[Stored records]
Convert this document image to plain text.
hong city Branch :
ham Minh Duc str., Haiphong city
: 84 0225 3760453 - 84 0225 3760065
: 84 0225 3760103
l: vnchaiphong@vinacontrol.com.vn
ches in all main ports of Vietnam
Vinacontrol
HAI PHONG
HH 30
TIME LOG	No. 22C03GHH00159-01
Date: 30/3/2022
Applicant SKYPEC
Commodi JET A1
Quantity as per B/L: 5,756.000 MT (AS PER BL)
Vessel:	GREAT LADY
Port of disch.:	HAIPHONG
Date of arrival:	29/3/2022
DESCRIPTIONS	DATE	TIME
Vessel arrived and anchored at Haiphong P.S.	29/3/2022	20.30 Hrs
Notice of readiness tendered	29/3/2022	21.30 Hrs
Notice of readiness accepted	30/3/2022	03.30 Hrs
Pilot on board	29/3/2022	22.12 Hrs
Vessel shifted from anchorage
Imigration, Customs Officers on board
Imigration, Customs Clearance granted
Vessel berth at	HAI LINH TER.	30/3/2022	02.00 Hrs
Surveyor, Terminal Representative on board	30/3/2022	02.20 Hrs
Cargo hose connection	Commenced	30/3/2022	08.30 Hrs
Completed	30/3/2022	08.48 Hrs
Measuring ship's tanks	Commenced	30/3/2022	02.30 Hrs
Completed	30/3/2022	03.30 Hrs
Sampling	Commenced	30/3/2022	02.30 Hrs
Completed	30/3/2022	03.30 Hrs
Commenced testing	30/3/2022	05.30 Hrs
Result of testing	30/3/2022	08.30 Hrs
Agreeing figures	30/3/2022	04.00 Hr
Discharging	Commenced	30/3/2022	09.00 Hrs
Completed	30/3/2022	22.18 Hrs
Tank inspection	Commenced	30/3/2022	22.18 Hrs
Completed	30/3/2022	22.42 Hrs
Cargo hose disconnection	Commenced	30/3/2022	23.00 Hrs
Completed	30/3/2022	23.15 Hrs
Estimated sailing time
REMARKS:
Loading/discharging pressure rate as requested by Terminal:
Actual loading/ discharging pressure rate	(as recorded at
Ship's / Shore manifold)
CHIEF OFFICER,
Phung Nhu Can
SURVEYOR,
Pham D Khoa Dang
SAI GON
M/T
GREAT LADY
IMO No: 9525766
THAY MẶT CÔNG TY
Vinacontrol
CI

▸ **WHAT THE EXERCISE ASKS**
Search the records above for the string "Cargo". Copy every line that contains it.

▸ **ANSWER TO THE EXERCISE**
Cargo hose connection	Commenced	30/3/2022	08.30 Hrs
Cargo hose disconnection	Commenced	30/3/2022	23.00 Hrs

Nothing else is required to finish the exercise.